┌─ Task input

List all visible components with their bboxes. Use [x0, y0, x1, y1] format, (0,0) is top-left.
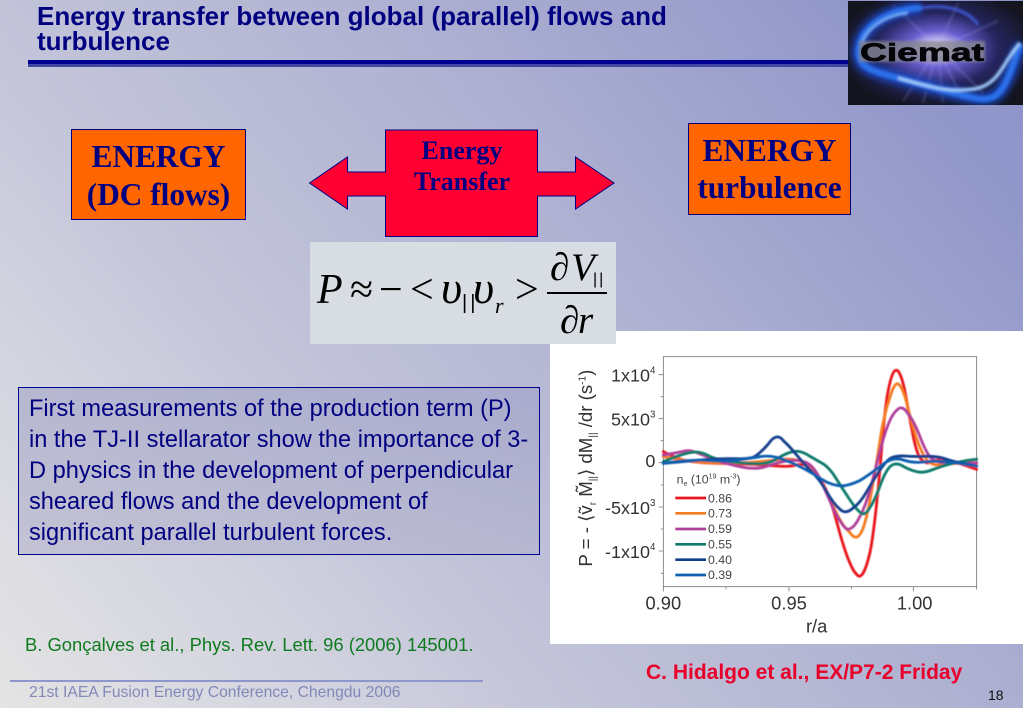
legend: 0.39	[708, 568, 732, 582]
x tick labels: 1.00	[897, 592, 932, 613]
x tick labels	[645, 592, 932, 637]
text block: first measurements	[18, 387, 540, 555]
equation: P	[316, 267, 343, 313]
y tick labels: 4	[650, 365, 656, 376]
text block: first measurements: sheared flows and the development of	[29, 489, 428, 515]
legend: 19	[709, 474, 717, 481]
reference citation: B. Gonçalves et al., Phys. Rev. Lett. 96 (2006) 145001.	[25, 634, 473, 655]
legend: 0.55	[708, 538, 732, 552]
arrow label: Energy	[422, 136, 502, 165]
legend: 0.40	[708, 553, 732, 567]
equation: ||	[462, 292, 478, 314]
x tick labels: 0.95	[771, 592, 807, 613]
y tick labels: 3	[650, 409, 655, 420]
legend: )	[736, 472, 740, 486]
title: turbulence	[37, 26, 170, 56]
box: energy turbulence: ENERGY	[703, 132, 836, 168]
y tick labels: 1x10	[611, 365, 650, 385]
box: energy turbulence	[688, 123, 851, 215]
legend: 0.59	[708, 522, 732, 536]
text block: first measurements: First measurements of the production term (P)	[29, 396, 512, 422]
title	[37, 1, 667, 56]
logo: Ciemat	[848, 1, 1023, 105]
equation: ∂	[560, 299, 579, 342]
text block: first measurements: D physics in the development of perpendicular	[29, 458, 513, 484]
logo wordmark: Ciemat	[860, 39, 985, 67]
legend	[675, 472, 740, 582]
arrow label: Transfer	[414, 167, 510, 196]
y tick labels: 3	[650, 498, 655, 509]
y tick labels: -5x10	[605, 498, 650, 518]
equation: ||	[593, 271, 605, 288]
equation	[310, 242, 616, 344]
legend: e	[684, 481, 688, 488]
box: energy DC flows: (DC flows)	[87, 176, 230, 212]
red citation: C. Hidalgo et al., EX/P7-2 Friday	[646, 661, 962, 684]
equation: r	[495, 293, 504, 318]
equation: V	[571, 246, 599, 289]
equation: ∂	[550, 246, 569, 289]
plot frame and ticks	[659, 357, 977, 591]
y tick labels: 0	[645, 451, 655, 471]
legend: m	[716, 472, 730, 486]
x tick labels: r/a	[806, 616, 828, 637]
equation: r	[578, 299, 594, 342]
chart: production term vs r/a	[550, 331, 1023, 644]
box: energy DC flows: ENERGY	[92, 139, 225, 174]
box: energy DC flows	[71, 129, 246, 220]
y tick labels: -1x10	[605, 542, 650, 562]
equation: −	[379, 267, 403, 313]
y axis title: ||	[588, 432, 599, 438]
legend: 0.86	[708, 492, 732, 506]
equation: υ	[473, 262, 494, 313]
text block: first measurements: significant parallel turbulent forces.	[29, 520, 392, 546]
y axis title: -1	[577, 375, 588, 385]
equation: >	[515, 267, 539, 313]
legend: n	[677, 472, 684, 486]
equation: ≈	[350, 267, 373, 313]
double arrow: energy transfer	[308, 130, 615, 237]
equation: υ	[441, 262, 462, 313]
y axis title: )	[575, 370, 596, 376]
data curves	[663, 370, 977, 576]
equation: <	[410, 267, 434, 313]
y axis title: ⟩ dM	[575, 438, 596, 476]
y tick labels	[605, 365, 656, 562]
text block: first measurements: in the TJ-II stellarator show the importance of 3-	[29, 427, 528, 453]
page number: 18	[988, 687, 1004, 703]
y tick labels: 5x10	[611, 409, 650, 429]
footer text: 21st IAEA Fusion Energy Conference, Chengdu 2006	[29, 684, 401, 701]
y axis title: ||	[588, 476, 599, 481]
legend: -3	[730, 474, 736, 481]
title rule	[28, 60, 850, 64]
y tick labels: 4	[650, 542, 656, 553]
x tick labels: 0.90	[645, 592, 681, 613]
box: energy turbulence: turbulence	[697, 170, 842, 205]
legend: (10	[687, 472, 709, 486]
y axis title: P = - ⟨ṽ	[575, 505, 596, 567]
title: Energy transfer between global (parallel) flows and	[37, 1, 667, 31]
y axis title: M̃	[575, 481, 596, 502]
y axis title: r	[588, 501, 599, 505]
y axis title: /dr (s	[575, 385, 596, 432]
footer rule	[10, 680, 483, 682]
legend: 0.73	[708, 507, 732, 521]
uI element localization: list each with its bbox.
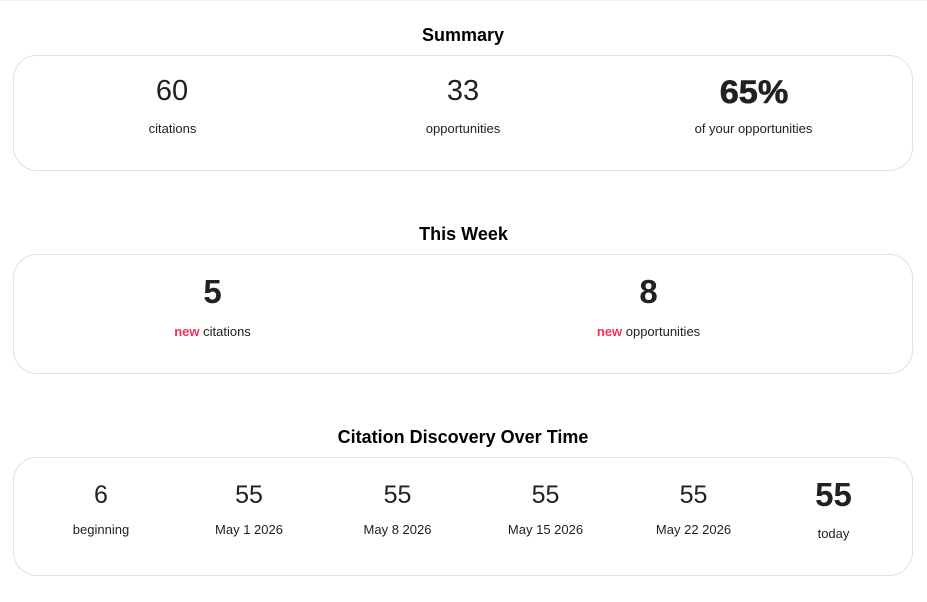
top edge line xyxy=(0,0,927,1)
stat: new citations: 5 xyxy=(203,273,222,310)
heading: summary: Summary xyxy=(422,25,504,45)
stat: percent of opportunities xyxy=(695,74,812,136)
stat: opportunities: 33 xyxy=(447,75,479,107)
stat: citations xyxy=(149,75,196,136)
panel: this week xyxy=(13,254,913,374)
timeline stat: beginning xyxy=(73,481,129,537)
timeline stat: May 15 2026 xyxy=(508,481,583,537)
stat: citations: citations xyxy=(149,121,196,136)
timeline stat: May 1 2026 xyxy=(215,481,283,537)
stat: percent of opportunities: of your opportunities xyxy=(695,121,812,136)
timeline stat: May 22 2026: May 22 2026 xyxy=(656,522,731,537)
stat: new citations: new citations xyxy=(174,324,251,339)
timeline stat: today xyxy=(815,476,852,541)
timeline stat: May 1 2026: May 1 2026 xyxy=(215,522,283,537)
timeline stat: May 8 2026: 55 xyxy=(384,481,411,509)
timeline stat: May 15 2026: 55 xyxy=(532,481,559,509)
timeline stat: beginning: 6 xyxy=(94,481,108,509)
stat: citations: 60 xyxy=(156,75,188,107)
timeline stat: beginning: beginning xyxy=(73,522,129,537)
timeline stat: today: 55 xyxy=(815,476,852,513)
stat: new opportunities xyxy=(597,273,700,339)
heading: this week: This Week xyxy=(419,224,508,244)
stat: new opportunities: 8 xyxy=(639,273,658,310)
stat: percent of opportunities: 65% xyxy=(719,74,788,110)
panel: summary xyxy=(13,55,913,171)
timeline stat: May 22 2026 xyxy=(656,481,731,537)
timeline stat: May 8 2026: May 8 2026 xyxy=(364,522,431,537)
timeline stat: May 15 2026: May 15 2026 xyxy=(508,522,583,537)
timeline stat: May 22 2026: 55 xyxy=(680,481,707,509)
stat: opportunities xyxy=(426,75,500,136)
stat: new citations xyxy=(174,273,251,339)
timeline stat: today: today xyxy=(818,526,849,541)
timeline stat: May 8 2026 xyxy=(364,481,431,537)
panel: citation discovery over time xyxy=(13,457,913,576)
stat: opportunities: opportunities xyxy=(426,121,500,136)
heading: citation discovery over time: Citation Discovery Over Time xyxy=(338,427,588,447)
stat: new opportunities: new opportunities xyxy=(597,324,700,339)
timeline stat: May 1 2026: 55 xyxy=(235,481,263,509)
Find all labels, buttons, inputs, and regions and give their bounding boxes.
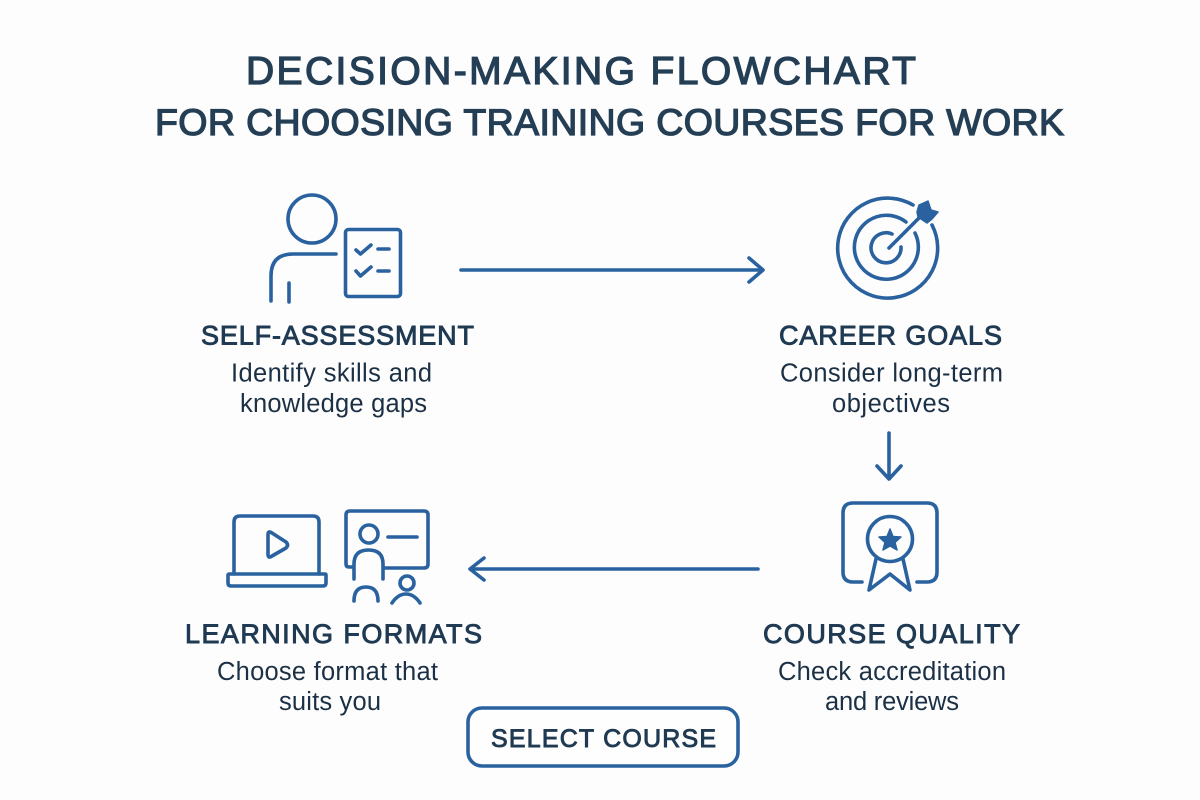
description: career goals: objectives (832, 390, 950, 418)
icon: laptop and classroom (228, 511, 428, 603)
step: course quality (763, 503, 1020, 716)
description: self-assessment: knowledge gaps (240, 390, 427, 418)
button: select course: SELECT COURSE (491, 725, 716, 753)
button: select course (468, 708, 738, 766)
arrow: career goals to course quality (877, 433, 901, 479)
description: course quality: Check accreditation (778, 658, 1006, 686)
description: learning formats: suits you (279, 688, 381, 716)
arrow: course quality to learning formats (470, 558, 758, 580)
description: career goals: Consider long-term (780, 360, 1003, 388)
heading: career goals: CAREER GOALS (779, 320, 1002, 350)
description: career goals (780, 360, 1003, 418)
description: learning formats (217, 658, 438, 716)
heading: learning formats: LEARNING FORMATS (185, 619, 482, 649)
description: course quality: and reviews (825, 688, 959, 716)
heading: self-assessment: SELF-ASSESSMENT (201, 320, 474, 350)
step: career goals (779, 198, 1003, 418)
title (155, 50, 1064, 143)
title: DECISION-MAKING FLOWCHART (246, 50, 916, 93)
description: self-assessment (231, 360, 432, 418)
description: self-assessment: Identify skills and (231, 360, 432, 388)
title: FOR CHOOSING TRAINING COURSES FOR WORK (155, 101, 1064, 143)
description: course quality (778, 658, 1006, 716)
step: self-assessment (201, 195, 474, 418)
icon: certificate with medal (843, 503, 937, 590)
description: learning formats: Choose format that (217, 658, 438, 686)
step: learning formats (185, 511, 482, 716)
heading: course quality: COURSE QUALITY (763, 619, 1020, 649)
arrow: self-assessment to career goals (461, 258, 763, 282)
icon: target with arrow (838, 198, 938, 298)
icon: person with checklist (271, 195, 400, 302)
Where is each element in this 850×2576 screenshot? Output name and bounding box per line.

└─

- **What you need to do**: Reproduce without alteration the rows starting at the line containing "top edge line xyxy=(0,0,927,1)" and ending at the line containing "timeline stat: May 15 2026: 55", both of those lines included.

- **Result below**:
top edge line xyxy=(0,0,927,1)
stat: new citations: 5 xyxy=(203,273,222,310)
heading: summary: Summary xyxy=(422,25,504,45)
stat: percent of opportunities xyxy=(695,74,812,136)
stat: opportunities: 33 xyxy=(447,75,479,107)
stat: citations xyxy=(149,75,196,136)
panel: this week xyxy=(13,254,913,374)
timeline stat: beginning xyxy=(73,481,129,537)
timeline stat: May 15 2026 xyxy=(508,481,583,537)
stat: citations: citations xyxy=(149,121,196,136)
timeline stat: May 1 2026 xyxy=(215,481,283,537)
stat: percent of opportunities: of your opportunities xyxy=(695,121,812,136)
timeline stat: May 22 2026: May 22 2026 xyxy=(656,522,731,537)
stat: new citations: new citations xyxy=(174,324,251,339)
timeline stat: today xyxy=(815,476,852,541)
timeline stat: May 1 2026: May 1 2026 xyxy=(215,522,283,537)
timeline stat: May 8 2026: 55 xyxy=(384,481,411,509)
timeline stat: May 15 2026: 55 xyxy=(532,481,559,509)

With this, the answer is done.